§ **SHORT EXERCISE**: Extract the final stretch of the data: the line that contains "What does this" and every line after it, unaltered, and no other lines.

---------- INPUT FOR THIS TASK ----------

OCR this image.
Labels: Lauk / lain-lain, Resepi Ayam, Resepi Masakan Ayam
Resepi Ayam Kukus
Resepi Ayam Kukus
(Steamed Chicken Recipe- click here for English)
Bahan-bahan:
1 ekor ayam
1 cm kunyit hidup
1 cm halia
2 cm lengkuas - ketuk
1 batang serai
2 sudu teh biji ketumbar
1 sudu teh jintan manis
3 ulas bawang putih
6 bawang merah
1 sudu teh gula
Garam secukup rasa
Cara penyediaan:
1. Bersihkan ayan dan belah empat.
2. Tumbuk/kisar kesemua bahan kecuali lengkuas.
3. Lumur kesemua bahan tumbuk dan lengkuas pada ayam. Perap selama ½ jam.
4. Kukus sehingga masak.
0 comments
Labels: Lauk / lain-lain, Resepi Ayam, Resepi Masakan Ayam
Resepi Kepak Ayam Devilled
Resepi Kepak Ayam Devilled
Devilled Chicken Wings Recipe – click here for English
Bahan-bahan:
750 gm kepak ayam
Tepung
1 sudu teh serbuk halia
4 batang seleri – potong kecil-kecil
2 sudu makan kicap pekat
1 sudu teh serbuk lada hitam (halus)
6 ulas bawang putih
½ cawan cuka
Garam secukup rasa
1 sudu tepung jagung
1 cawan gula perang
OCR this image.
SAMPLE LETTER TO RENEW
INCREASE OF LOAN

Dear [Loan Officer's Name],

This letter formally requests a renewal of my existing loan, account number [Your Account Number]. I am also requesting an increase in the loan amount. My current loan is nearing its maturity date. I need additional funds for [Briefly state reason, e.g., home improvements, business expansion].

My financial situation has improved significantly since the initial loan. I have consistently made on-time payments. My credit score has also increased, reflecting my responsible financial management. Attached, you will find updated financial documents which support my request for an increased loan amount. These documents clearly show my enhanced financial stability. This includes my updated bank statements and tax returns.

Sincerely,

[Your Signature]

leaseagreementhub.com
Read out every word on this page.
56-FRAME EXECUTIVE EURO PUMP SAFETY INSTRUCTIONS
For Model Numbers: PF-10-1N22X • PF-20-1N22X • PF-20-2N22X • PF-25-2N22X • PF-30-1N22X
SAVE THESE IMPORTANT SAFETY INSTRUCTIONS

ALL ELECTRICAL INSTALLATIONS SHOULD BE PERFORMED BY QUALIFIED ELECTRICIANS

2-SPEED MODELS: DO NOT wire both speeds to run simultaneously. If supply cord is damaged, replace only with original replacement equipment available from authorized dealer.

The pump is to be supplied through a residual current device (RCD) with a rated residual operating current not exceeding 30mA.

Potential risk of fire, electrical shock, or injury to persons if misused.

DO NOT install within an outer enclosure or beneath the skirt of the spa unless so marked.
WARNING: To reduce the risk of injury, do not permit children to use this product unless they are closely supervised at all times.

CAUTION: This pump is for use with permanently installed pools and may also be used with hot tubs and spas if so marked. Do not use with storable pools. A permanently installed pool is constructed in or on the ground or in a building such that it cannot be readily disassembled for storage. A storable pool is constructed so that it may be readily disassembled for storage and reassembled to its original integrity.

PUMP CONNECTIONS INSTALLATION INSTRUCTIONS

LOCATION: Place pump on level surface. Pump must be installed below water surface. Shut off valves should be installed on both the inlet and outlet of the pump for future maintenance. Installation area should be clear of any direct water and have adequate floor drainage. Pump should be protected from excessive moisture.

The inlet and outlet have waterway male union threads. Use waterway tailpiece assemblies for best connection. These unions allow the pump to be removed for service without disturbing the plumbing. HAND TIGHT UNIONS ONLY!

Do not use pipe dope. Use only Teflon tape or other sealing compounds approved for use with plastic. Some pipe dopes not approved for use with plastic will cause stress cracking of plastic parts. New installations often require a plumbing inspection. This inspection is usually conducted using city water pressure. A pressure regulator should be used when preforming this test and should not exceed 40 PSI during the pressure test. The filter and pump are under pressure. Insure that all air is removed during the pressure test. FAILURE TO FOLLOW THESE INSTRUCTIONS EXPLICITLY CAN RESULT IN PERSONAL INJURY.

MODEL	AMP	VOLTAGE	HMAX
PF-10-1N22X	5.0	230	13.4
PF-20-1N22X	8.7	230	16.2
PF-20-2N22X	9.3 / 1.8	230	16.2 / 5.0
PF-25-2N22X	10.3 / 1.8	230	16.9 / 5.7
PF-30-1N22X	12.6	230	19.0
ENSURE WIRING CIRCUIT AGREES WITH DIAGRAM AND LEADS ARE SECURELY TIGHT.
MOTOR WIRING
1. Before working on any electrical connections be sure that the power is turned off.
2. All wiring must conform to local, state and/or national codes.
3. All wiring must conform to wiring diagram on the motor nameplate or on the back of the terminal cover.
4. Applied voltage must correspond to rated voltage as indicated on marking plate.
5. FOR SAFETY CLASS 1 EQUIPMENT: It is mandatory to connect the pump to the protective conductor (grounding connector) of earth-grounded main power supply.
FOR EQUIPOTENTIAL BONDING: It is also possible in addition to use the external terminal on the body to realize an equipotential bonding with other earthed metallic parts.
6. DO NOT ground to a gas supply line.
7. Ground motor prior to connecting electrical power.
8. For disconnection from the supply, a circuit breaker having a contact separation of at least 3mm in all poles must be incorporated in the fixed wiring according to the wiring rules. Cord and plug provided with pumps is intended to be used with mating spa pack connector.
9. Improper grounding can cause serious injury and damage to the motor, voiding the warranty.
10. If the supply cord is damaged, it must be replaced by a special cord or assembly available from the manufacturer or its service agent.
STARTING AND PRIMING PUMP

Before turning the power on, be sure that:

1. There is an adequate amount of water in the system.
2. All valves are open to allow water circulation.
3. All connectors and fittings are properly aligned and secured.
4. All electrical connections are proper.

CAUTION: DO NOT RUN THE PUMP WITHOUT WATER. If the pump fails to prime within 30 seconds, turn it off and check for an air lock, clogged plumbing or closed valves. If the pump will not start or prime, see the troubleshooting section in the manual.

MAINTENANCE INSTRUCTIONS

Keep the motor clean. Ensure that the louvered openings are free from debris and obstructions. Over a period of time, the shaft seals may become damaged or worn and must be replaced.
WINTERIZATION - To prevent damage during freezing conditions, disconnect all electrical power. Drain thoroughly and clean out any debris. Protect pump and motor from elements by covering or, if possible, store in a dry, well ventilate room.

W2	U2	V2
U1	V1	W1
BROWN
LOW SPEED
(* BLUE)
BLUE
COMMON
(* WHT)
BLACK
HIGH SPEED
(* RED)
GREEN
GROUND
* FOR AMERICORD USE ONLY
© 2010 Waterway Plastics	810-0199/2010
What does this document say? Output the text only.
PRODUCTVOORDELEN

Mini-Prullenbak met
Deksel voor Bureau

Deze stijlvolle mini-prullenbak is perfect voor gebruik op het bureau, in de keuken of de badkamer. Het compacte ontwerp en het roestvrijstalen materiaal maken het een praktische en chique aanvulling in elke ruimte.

----------

§ **RESULT**:
What does this document say? Output the text only.
PRODUCTVOORDELEN

Mini-Prullenbak met
Deksel voor Bureau

Deze stijlvolle mini-prullenbak is perfect voor gebruik op het bureau, in de keuken of de badkamer. Het compacte ontwerp en het roestvrijstalen materiaal maken het een praktische en chique aanvulling in elke ruimte.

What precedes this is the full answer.